STATED GOAL
Collect every line that includes the string "CERES".

RECORDED INFORMATION
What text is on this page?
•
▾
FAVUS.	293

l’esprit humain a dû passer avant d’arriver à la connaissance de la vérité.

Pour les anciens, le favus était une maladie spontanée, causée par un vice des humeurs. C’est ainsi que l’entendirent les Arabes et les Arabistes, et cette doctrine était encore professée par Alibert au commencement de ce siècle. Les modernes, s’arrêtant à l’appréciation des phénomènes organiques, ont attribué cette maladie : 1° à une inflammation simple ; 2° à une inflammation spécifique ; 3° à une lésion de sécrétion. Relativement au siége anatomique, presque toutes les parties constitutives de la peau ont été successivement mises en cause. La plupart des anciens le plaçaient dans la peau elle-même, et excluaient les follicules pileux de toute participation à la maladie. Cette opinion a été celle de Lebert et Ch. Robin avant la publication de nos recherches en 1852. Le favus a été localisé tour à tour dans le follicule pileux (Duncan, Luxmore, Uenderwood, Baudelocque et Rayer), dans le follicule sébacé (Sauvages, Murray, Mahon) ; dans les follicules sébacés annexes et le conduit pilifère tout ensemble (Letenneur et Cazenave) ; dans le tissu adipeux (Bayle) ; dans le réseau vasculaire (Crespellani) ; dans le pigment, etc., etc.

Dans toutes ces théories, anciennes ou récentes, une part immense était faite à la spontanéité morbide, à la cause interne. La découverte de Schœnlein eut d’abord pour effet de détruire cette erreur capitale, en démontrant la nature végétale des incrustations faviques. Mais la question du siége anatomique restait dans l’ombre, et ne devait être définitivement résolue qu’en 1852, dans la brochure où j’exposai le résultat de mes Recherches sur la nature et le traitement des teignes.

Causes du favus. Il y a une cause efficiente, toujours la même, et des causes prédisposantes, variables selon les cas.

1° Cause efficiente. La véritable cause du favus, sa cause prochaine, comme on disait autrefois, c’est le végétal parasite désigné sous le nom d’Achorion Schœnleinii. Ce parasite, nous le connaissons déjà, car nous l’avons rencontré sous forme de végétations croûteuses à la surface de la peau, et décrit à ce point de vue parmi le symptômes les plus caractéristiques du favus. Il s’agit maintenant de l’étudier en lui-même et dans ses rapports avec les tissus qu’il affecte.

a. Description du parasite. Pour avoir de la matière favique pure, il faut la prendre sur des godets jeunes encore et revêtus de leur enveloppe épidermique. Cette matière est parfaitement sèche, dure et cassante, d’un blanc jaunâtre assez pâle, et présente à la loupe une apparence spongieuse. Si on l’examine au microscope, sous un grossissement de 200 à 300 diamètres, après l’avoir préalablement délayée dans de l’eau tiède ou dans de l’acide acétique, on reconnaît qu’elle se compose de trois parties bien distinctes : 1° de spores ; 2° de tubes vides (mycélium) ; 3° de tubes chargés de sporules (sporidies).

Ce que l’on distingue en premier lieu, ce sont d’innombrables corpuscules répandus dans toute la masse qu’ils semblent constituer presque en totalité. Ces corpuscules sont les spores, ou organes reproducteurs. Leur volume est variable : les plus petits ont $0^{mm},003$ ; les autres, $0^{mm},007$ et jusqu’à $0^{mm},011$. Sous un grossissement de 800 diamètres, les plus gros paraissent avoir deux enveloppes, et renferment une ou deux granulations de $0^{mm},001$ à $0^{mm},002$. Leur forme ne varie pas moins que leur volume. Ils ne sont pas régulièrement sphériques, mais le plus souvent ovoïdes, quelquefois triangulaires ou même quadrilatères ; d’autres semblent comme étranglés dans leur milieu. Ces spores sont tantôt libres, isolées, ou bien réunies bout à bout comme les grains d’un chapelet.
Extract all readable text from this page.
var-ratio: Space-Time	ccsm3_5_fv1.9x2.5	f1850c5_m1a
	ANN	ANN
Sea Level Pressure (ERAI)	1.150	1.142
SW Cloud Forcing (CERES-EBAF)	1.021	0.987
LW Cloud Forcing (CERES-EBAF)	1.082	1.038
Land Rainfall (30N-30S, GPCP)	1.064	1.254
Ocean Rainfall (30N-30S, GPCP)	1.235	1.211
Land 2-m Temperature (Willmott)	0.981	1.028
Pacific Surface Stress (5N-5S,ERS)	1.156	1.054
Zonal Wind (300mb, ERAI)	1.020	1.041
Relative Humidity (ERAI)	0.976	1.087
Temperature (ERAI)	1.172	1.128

COMPLETE ANSWER
SW Cloud Forcing (CERES-EBAF)	1.021	0.987
LW Cloud Forcing (CERES-EBAF)	1.082	1.038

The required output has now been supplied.